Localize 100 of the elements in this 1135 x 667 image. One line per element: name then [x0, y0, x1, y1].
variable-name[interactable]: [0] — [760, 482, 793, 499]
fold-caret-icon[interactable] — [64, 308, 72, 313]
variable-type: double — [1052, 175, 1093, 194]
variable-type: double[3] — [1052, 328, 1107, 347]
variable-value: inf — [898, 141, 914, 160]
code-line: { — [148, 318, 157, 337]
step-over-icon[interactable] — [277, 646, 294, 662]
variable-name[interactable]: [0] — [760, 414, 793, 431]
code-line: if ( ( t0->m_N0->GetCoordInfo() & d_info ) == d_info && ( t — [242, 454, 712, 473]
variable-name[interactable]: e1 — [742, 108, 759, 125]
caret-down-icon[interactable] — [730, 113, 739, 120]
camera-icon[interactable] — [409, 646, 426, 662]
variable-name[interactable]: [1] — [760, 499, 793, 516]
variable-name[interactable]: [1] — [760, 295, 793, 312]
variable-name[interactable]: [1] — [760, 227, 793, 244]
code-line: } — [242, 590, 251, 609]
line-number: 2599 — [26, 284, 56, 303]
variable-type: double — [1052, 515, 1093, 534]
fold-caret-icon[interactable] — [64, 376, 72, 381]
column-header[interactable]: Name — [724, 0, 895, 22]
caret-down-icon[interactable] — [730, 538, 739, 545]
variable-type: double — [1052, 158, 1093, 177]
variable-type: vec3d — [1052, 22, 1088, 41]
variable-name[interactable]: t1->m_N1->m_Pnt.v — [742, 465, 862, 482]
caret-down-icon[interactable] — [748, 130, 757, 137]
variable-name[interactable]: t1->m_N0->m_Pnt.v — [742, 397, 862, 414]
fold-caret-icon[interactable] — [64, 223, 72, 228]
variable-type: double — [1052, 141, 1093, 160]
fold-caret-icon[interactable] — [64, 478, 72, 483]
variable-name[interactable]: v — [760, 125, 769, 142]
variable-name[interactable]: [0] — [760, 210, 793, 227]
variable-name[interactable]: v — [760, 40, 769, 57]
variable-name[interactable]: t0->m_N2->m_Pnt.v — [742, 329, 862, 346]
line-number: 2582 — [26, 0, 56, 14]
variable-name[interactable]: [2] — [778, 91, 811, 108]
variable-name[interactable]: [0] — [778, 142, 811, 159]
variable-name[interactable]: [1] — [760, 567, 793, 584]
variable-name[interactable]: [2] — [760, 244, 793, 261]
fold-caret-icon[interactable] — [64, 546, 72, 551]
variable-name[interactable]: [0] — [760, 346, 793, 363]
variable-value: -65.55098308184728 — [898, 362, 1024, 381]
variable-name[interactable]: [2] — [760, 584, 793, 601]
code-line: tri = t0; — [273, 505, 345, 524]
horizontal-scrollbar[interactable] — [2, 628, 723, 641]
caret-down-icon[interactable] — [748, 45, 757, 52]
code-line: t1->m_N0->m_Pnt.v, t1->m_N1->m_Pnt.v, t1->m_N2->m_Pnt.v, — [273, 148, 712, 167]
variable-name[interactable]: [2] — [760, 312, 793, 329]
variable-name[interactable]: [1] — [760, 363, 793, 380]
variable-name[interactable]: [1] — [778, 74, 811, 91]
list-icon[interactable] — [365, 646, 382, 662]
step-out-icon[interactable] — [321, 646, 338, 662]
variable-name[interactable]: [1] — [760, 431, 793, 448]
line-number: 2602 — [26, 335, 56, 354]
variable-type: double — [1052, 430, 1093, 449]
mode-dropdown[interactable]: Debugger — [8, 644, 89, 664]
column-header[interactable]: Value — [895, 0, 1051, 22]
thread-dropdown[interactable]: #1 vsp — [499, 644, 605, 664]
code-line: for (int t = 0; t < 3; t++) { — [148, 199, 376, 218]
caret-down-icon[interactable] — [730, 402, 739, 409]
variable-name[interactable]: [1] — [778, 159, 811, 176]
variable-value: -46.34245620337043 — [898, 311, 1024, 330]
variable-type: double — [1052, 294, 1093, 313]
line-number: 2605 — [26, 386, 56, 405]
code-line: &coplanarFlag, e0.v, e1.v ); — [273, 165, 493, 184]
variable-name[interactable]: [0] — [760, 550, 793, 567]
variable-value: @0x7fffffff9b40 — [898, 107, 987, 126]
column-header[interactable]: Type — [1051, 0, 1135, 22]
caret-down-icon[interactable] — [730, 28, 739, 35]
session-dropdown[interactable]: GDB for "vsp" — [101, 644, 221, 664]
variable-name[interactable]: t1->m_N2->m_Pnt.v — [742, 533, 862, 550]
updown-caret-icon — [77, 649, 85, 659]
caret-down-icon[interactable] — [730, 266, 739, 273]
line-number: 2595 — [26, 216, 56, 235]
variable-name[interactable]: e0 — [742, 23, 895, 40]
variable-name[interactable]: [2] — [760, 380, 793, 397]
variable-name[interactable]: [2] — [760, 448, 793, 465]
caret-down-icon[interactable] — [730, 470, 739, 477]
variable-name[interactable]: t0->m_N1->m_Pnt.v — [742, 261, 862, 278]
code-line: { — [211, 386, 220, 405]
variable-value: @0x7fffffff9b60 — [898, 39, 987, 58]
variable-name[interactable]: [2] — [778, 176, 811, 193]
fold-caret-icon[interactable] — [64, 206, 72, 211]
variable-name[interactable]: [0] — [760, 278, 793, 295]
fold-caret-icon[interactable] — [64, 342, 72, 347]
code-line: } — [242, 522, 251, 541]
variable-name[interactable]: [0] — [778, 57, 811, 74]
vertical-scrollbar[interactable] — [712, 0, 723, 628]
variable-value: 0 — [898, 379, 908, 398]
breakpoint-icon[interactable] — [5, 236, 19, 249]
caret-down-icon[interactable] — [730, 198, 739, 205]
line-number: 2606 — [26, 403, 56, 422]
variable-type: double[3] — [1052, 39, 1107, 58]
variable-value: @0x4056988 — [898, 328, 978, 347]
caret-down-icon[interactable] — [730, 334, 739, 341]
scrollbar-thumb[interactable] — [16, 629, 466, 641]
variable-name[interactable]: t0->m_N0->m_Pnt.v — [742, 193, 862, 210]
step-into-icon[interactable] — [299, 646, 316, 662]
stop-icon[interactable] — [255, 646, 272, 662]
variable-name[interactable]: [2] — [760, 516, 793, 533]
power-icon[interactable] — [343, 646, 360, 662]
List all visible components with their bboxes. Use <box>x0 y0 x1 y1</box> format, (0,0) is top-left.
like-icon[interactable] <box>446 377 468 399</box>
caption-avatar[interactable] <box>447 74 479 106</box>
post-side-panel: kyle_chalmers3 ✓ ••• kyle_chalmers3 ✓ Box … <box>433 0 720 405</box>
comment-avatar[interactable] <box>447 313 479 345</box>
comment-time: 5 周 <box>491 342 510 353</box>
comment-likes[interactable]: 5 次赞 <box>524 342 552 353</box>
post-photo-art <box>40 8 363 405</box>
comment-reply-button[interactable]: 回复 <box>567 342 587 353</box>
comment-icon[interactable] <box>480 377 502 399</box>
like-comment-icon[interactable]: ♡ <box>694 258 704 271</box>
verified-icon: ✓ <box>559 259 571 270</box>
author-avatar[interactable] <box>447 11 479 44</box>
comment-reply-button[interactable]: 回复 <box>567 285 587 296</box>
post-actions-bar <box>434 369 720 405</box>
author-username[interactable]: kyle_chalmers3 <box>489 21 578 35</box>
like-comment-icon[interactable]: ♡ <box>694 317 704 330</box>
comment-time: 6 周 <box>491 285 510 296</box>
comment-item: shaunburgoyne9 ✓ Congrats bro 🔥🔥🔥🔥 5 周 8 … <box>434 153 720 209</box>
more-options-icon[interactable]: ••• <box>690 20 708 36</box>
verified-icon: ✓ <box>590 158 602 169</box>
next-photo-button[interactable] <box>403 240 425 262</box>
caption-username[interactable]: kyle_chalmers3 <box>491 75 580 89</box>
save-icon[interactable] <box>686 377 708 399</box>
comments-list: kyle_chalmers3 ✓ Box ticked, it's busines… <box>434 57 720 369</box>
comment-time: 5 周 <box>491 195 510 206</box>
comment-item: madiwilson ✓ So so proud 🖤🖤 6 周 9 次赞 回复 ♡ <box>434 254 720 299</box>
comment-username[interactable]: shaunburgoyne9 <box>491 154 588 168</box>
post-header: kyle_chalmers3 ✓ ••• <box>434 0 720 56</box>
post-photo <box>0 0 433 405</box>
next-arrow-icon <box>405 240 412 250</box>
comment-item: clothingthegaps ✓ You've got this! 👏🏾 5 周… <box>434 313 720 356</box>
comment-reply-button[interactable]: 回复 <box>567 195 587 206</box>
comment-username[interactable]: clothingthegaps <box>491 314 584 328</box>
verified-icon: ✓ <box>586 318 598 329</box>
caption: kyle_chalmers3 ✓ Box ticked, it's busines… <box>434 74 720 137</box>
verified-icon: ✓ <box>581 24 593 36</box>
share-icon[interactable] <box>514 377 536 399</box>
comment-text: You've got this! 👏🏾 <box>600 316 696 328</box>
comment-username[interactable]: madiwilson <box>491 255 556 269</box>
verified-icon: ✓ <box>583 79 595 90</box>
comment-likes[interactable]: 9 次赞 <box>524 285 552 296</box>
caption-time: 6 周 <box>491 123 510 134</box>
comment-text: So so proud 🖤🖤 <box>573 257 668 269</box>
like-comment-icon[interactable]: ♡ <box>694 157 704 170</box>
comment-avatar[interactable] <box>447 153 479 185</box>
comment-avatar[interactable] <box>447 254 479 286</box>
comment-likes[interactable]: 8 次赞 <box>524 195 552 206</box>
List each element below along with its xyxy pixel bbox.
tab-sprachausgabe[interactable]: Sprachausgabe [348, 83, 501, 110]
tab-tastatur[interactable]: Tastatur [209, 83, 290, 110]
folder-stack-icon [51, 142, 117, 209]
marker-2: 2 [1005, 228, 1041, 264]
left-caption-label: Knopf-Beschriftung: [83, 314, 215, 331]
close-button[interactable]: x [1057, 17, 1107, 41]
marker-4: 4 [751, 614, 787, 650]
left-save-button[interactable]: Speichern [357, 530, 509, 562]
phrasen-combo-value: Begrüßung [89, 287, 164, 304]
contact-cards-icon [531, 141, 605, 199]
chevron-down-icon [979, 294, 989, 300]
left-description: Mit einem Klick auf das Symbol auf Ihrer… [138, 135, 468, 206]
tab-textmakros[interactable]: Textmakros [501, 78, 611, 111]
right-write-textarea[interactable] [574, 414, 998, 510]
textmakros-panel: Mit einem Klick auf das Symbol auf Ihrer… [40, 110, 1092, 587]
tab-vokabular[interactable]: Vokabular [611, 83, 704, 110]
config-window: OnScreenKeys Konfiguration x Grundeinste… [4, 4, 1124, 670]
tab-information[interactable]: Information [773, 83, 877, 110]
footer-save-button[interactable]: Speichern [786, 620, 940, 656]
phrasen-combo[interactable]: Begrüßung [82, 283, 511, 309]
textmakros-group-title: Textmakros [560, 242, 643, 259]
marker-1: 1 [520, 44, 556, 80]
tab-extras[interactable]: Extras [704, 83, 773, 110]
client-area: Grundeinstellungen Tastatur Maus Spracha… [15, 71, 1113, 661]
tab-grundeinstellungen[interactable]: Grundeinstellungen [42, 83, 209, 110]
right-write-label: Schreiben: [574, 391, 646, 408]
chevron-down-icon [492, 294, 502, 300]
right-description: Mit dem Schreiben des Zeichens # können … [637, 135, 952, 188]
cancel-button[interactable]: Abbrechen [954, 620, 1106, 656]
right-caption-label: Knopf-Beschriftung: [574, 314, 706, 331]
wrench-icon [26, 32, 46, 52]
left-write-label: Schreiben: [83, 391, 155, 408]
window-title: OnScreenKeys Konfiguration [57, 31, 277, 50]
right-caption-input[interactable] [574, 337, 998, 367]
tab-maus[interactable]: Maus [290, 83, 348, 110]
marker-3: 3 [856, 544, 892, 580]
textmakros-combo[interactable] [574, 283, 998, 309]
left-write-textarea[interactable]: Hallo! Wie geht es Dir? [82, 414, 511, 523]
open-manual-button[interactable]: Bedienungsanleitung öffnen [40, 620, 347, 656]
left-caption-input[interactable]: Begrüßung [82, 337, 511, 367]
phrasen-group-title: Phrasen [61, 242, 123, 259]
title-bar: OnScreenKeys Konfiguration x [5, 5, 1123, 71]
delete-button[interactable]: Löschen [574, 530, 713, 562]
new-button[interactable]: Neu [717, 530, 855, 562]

-- -- --

Rewrite the material from its first line through the line with "variable-type: double — [1052, 175, 1093, 194]", swapping "fold-caret-icon" for "collapse-caret-icon" and leaving everything else as it stands.

Localize 100 of the elements in this 1135 x 667 image. One line per element: name then [x0, y0, x1, y1].
variable-name[interactable]: [0] — [760, 482, 793, 499]
collapse-caret-icon[interactable] — [64, 308, 72, 313]
variable-type: double — [1052, 175, 1093, 194]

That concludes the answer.